### Problem statement
Write out each line that follows exactly as it stands, without the pictures.

### Excerpt from a dataset
* * * * * * * * *
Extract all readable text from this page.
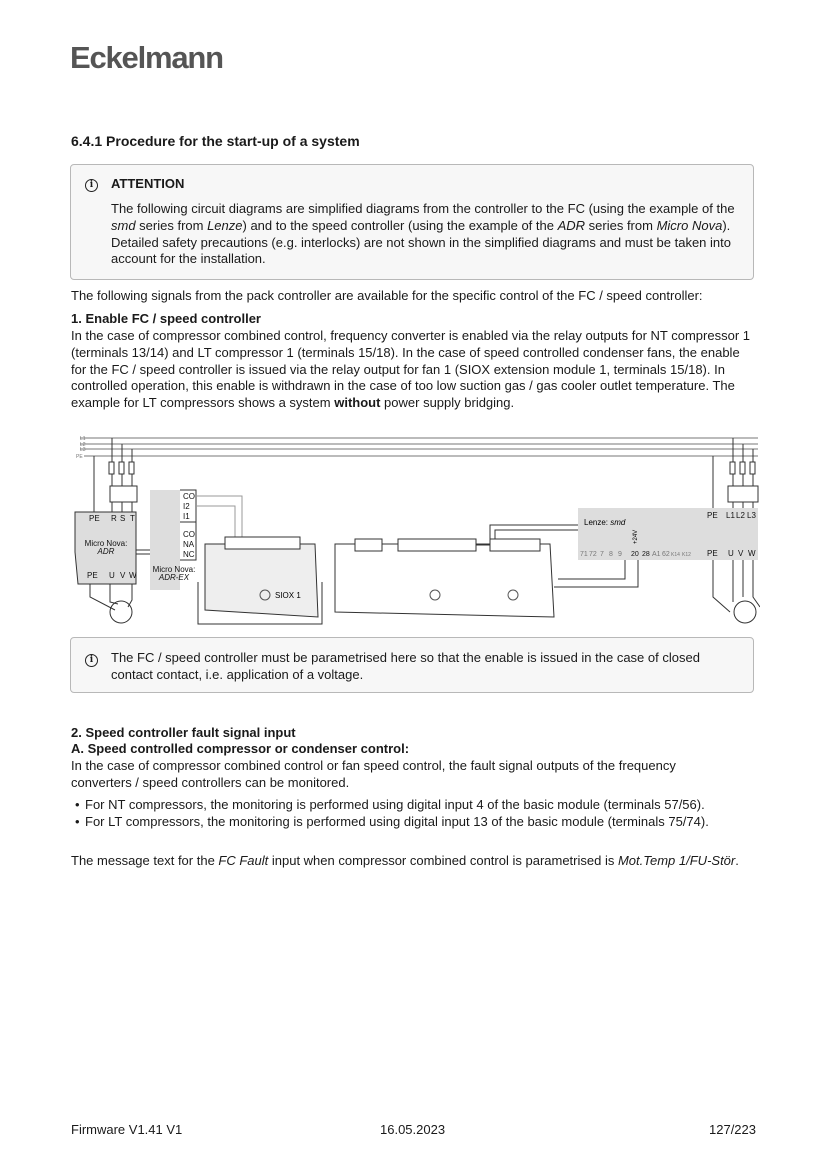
Eckelmann
6.4.1 Procedure for the start-up of a system
i	ATTENTION
The following circuit diagrams are simplified diagrams from the controller to the FC (using the example of the smd series from Lenze) and to the speed controller (using the example of the ADR series from Micro Nova). Detailed safety precautions (e.g. interlocks) are not shown in the simplified diagrams and must be taken into account for the installation.
The following signals from the pack controller are available for the specific control of the FC / speed controller:
1. Enable FC / speed controller
In the case of compressor combined control, frequency converter is enabled via the relay outputs for NT compressor 1 (terminals 13/14) and LT compressor 1 (terminals 15/18). In the case of speed controlled condenser fans, the enable for the FC / speed controller is issued via the relay output for fan 1 (SIOX extension module 1, terminals 15/18). In controlled operation, this enable is withdrawn in the case of too low suction gas / gas cooler outlet temperature. The example for LT compressors shows a system without power supply bridging.
L1
L2
L3
PE
PE R S T
Micro Nova:
ADR
PE U V W
CO
I2
I1
CO
NA
NC
Micro Nova:
ADR-EX
SIOX 1
Lenze: smd
+24V
71 72 7 8 9 20 28 A1 62 K14 K12
PE L1 L2 L3
PE U V W
i	The FC / speed controller must be parametrised here so that the enable is issued in the case of closed contact contact, i.e. application of a voltage.
2. Speed controller fault signal input
A. Speed controlled compressor or condenser control:
In the case of compressor combined control or fan speed control, the fault signal outputs of the frequency converters / speed controllers can be monitored.
• For NT compressors, the monitoring is performed using digital input 4 of the basic module (terminals 57/56).
• For LT compressors, the monitoring is performed using digital input 13 of the basic module (terminals 75/74).
The message text for the FC Fault input when compressor combined control is parametrised is Mot.Temp 1/FU-Stör.
Firmware V1.41 V1	16.05.2023	127/223
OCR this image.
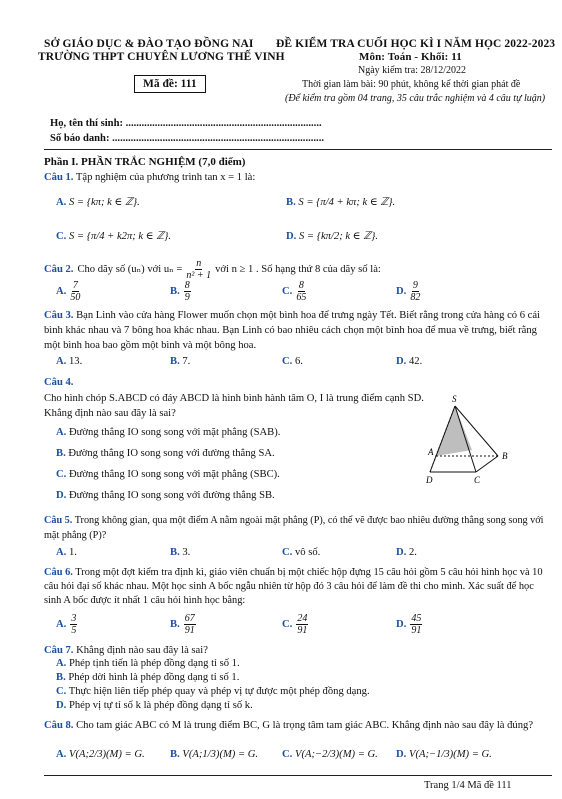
SỞ GIÁO DỤC & ĐÀO TẠO ĐỒNG NAI
TRƯỜNG THPT CHUYÊN LƯƠNG THẾ VINH
Mã đề: 111
ĐỀ KIỂM TRA CUỐI HỌC KÌ I NĂM HỌC 2022-2023
Môn: Toán - Khối: 11
Ngày kiểm tra: 28/12/2022
Thời gian làm bài: 90 phút, không kể thời gian phát đề
(Để kiểm tra gồm 04 trang, 35 câu trắc nghiệm và 4 câu tự luận)
Họ, tên thí sinh: ..........................................................................
Số báo danh: ................................................................................
Phần I. PHẦN TRẮC NGHIỆM (7,0 điểm)
Câu 1. Tập nghiệm của phương trình tan x = 1 là:
A. S = {kπ; k ∈ ℤ}.	B. S = {π/4 + kπ; k ∈ ℤ}.
C. S = {π/4 + k2π; k ∈ ℤ}.	D. S = {kπ/2; k ∈ ℤ}.
Câu 2. Cho dãy số (uₙ) với $u_n = \frac{n}{\text{n² + 1}}$ với n ≥ 1 . Số hạng thứ 8 của dãy số là:
A. $\frac{7}{50}$	B. $\frac{8}{9}$	C. $\frac{8}{65}$	D. $\frac{9}{82}$
Câu 3. Bạn Linh vào cửa hàng Flower muốn chọn một bình hoa để trưng ngày Tết. Biết rằng trong cửa hàng có 6 cái bình khác nhau và 7 bông hoa khác nhau. Bạn Linh có bao nhiêu cách chọn một bình hoa để mua về trưng, biết rằng một bình hoa bao gồm một bình và một bông hoa.
A. 13.	B. 7.	C. 6.	D. 42.
Câu 4.
Cho hình chóp S.ABCD có đáy ABCD là hình bình hành tâm O, I là trung điểm cạnh SD. Khẳng định nào sau đây là sai?
A. Đường thẳng IO song song với mặt phẳng (SAB).
B. Đường thẳng IO song song với đường thẳng SA.
C. Đường thẳng IO song song với mặt phẳng (SBC).
D. Đường thẳng IO song song với đường thẳng SB.
S
A	B
C
D
Câu 5. Trong không gian, qua một điểm A nằm ngoài mặt phẳng (P), có thể vẽ được bao nhiêu đường thẳng song song với mặt phẳng (P)?
A. 1.	B. 3.	C. vô số.	D. 2.
Câu 6. Trong một đợt kiểm tra định kì, giáo viên chuẩn bị một chiếc hộp đựng 15 câu hỏi gồm 5 câu hỏi hình học và 10 câu hỏi đại số khác nhau. Một học sinh A bốc ngẫu nhiên từ hộp đó 3 câu hỏi để làm đề thi cho mình. Xác suất để học sinh A bốc được ít nhất 1 câu hỏi hình học bằng:
A. $\frac{3}{5}$	B. $\frac{67}{91}$	C. $\frac{24}{91}$	D. $\frac{45}{91}$
Câu 7. Khẳng định nào sau đây là sai?
A. Phép tịnh tiến là phép đồng dạng tỉ số 1.
B. Phép dời hình là phép đồng dạng tỉ số 1.
C. Thực hiện liên tiếp phép quay và phép vị tự được một phép đồng dạng.
D. Phép vị tự tỉ số k là phép đồng dạng tỉ số k.
Câu 8. Cho tam giác ABC có M là trung điểm BC, G là trọng tâm tam giác ABC. Khẳng định nào sau đây là đúng?
A. V(A;2/3)(M) = G. B. V(A;1/3)(M) = G. C. V(A;−2/3)(M) = G. D. V(A;−1/3)(M) = G.
Trang 1/4 Mã đề 111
* * * * * * * * *
### Solution to this problem
Extract all readable text from this page.
Eckelmann
6.4.1 Procedure for the start-up of a system
i	ATTENTION
The following circuit diagrams are simplified diagrams from the controller to the FC (using the example of the smd series from Lenze) and to the speed controller (using the example of the ADR series from Micro Nova). Detailed safety precautions (e.g. interlocks) are not shown in the simplified diagrams and must be taken into account for the installation.
The following signals from the pack controller are available for the specific control of the FC / speed controller:
1. Enable FC / speed controller
In the case of compressor combined control, frequency converter is enabled via the relay outputs for NT compressor 1 (terminals 13/14) and LT compressor 1 (terminals 15/18). In the case of speed controlled condenser fans, the enable for the FC / speed controller is issued via the relay output for fan 1 (SIOX extension module 1, terminals 15/18). In controlled operation, this enable is withdrawn in the case of too low suction gas / gas cooler outlet temperature. The example for LT compressors shows a system without power supply bridging.
L1
L2
L3
PE
PE R S T
Micro Nova:
ADR
PE U V W
CO
I2
I1
CO
NA
NC
Micro Nova:
ADR-EX
SIOX 1
Lenze: smd
+24V
71 72 7 8 9 20 28 A1 62 K14 K12
PE L1 L2 L3
PE U V W
i	The FC / speed controller must be parametrised here so that the enable is issued in the case of closed contact contact, i.e. application of a voltage.
2. Speed controller fault signal input
A. Speed controlled compressor or condenser control:
In the case of compressor combined control or fan speed control, the fault signal outputs of the frequency converters / speed controllers can be monitored.
• For NT compressors, the monitoring is performed using digital input 4 of the basic module (terminals 57/56).
• For LT compressors, the monitoring is performed using digital input 13 of the basic module (terminals 75/74).
The message text for the FC Fault input when compressor combined control is parametrised is Mot.Temp 1/FU-Stör.
Firmware V1.41 V1	16.05.2023	127/223
OCR this image.
SỞ GIÁO DỤC & ĐÀO TẠO ĐỒNG NAI
TRƯỜNG THPT CHUYÊN LƯƠNG THẾ VINH
Mã đề: 111
ĐỀ KIỂM TRA CUỐI HỌC KÌ I NĂM HỌC 2022-2023
Môn: Toán - Khối: 11
Ngày kiểm tra: 28/12/2022
Thời gian làm bài: 90 phút, không kể thời gian phát đề
(Để kiểm tra gồm 04 trang, 35 câu trắc nghiệm và 4 câu tự luận)
Họ, tên thí sinh: ..........................................................................
Số báo danh: ................................................................................
Phần I. PHẦN TRẮC NGHIỆM (7,0 điểm)
Câu 1. Tập nghiệm của phương trình tan x = 1 là:
A. S = {kπ; k ∈ ℤ}.	B. S = {π/4 + kπ; k ∈ ℤ}.
C. S = {π/4 + k2π; k ∈ ℤ}.	D. S = {kπ/2; k ∈ ℤ}.
Câu 2. Cho dãy số (uₙ) với $u_n = \frac{n}{\text{n² + 1}}$ với n ≥ 1 . Số hạng thứ 8 của dãy số là:
A. $\frac{7}{50}$	B. $\frac{8}{9}$	C. $\frac{8}{65}$	D. $\frac{9}{82}$
Câu 3. Bạn Linh vào cửa hàng Flower muốn chọn một bình hoa để trưng ngày Tết. Biết rằng trong cửa hàng có 6 cái bình khác nhau và 7 bông hoa khác nhau. Bạn Linh có bao nhiêu cách chọn một bình hoa để mua về trưng, biết rằng một bình hoa bao gồm một bình và một bông hoa.
A. 13.	B. 7.	C. 6.	D. 42.
Câu 4.
Cho hình chóp S.ABCD có đáy ABCD là hình bình hành tâm O, I là trung điểm cạnh SD. Khẳng định nào sau đây là sai?
A. Đường thẳng IO song song với mặt phẳng (SAB).
B. Đường thẳng IO song song với đường thẳng SA.
C. Đường thẳng IO song song với mặt phẳng (SBC).
D. Đường thẳng IO song song với đường thẳng SB.
S
A	B
C
D
Câu 5. Trong không gian, qua một điểm A nằm ngoài mặt phẳng (P), có thể vẽ được bao nhiêu đường thẳng song song với mặt phẳng (P)?
A. 1.	B. 3.	C. vô số.	D. 2.
Câu 6. Trong một đợt kiểm tra định kì, giáo viên chuẩn bị một chiếc hộp đựng 15 câu hỏi gồm 5 câu hỏi hình học và 10 câu hỏi đại số khác nhau. Một học sinh A bốc ngẫu nhiên từ hộp đó 3 câu hỏi để làm đề thi cho mình. Xác suất để học sinh A bốc được ít nhất 1 câu hỏi hình học bằng:
A. $\frac{3}{5}$	B. $\frac{67}{91}$	C. $\frac{24}{91}$	D. $\frac{45}{91}$
Câu 7. Khẳng định nào sau đây là sai?
A. Phép tịnh tiến là phép đồng dạng tỉ số 1.
B. Phép dời hình là phép đồng dạng tỉ số 1.
C. Thực hiện liên tiếp phép quay và phép vị tự được một phép đồng dạng.
D. Phép vị tự tỉ số k là phép đồng dạng tỉ số k.
Câu 8. Cho tam giác ABC có M là trung điểm BC, G là trọng tâm tam giác ABC. Khẳng định nào sau đây là đúng?
A. V(A;2/3)(M) = G. B. V(A;1/3)(M) = G. C. V(A;−2/3)(M) = G. D. V(A;−1/3)(M) = G.
Trang 1/4 Mã đề 111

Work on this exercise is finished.